*GIVEN PROBLEM*.
Reproduce every record below exactly as it appears.

*PROVIDED DATA*.
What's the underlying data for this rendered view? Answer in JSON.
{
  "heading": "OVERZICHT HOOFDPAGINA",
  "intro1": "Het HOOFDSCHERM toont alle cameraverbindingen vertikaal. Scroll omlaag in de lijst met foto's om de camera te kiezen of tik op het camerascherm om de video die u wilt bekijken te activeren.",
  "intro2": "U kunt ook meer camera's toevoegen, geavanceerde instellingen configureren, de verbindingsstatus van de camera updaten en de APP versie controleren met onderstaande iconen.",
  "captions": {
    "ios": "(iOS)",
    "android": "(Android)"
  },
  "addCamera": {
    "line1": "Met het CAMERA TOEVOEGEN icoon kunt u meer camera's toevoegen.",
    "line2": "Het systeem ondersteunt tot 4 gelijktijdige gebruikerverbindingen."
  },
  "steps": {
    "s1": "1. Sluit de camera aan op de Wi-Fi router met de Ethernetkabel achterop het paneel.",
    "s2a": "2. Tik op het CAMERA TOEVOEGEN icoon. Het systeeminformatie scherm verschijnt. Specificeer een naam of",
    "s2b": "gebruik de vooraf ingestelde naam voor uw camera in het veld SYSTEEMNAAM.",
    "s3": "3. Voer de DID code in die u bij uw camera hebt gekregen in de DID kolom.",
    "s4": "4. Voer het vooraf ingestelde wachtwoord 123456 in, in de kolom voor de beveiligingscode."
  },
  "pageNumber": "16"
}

*CORRECT ANSWER*.
What's the underlying data for this rendered view? Answer in JSON.
{
  "heading": "OVERZICHT HOOFDPAGINA",
  "intro1": "Het HOOFDSCHERM toont alle cameraverbindingen vertikaal. Scroll omlaag in de lijst met foto's om de camera te kiezen of tik op het camerascherm om de video die u wilt bekijken te activeren.",
  "intro2": "U kunt ook meer camera's toevoegen, geavanceerde instellingen configureren, de verbindingsstatus van de camera updaten en de APP versie controleren met onderstaande iconen.",
  "captions": {
    "ios": "(iOS)",
    "android": "(Android)"
  },
  "addCamera": {
    "line1": "Met het CAMERA TOEVOEGEN icoon kunt u meer camera's toevoegen.",
    "line2": "Het systeem ondersteunt tot 4 gelijktijdige gebruikerverbindingen."
  },
  "steps": {
    "s1": "1. Sluit de camera aan op de Wi-Fi router met de Ethernetkabel achterop het paneel.",
    "s2a": "2. Tik op het CAMERA TOEVOEGEN icoon. Het systeeminformatie scherm verschijnt. Specificeer een naam of",
    "s2b": "gebruik de vooraf ingestelde naam voor uw camera in het veld SYSTEEMNAAM.",
    "s3": "3. Voer de DID code in die u bij uw camera hebt gekregen in de DID kolom.",
    "s4": "4. Voer het vooraf ingestelde wachtwoord 123456 in, in de kolom voor de beveiligingscode."
  },
  "pageNumber": "16"
}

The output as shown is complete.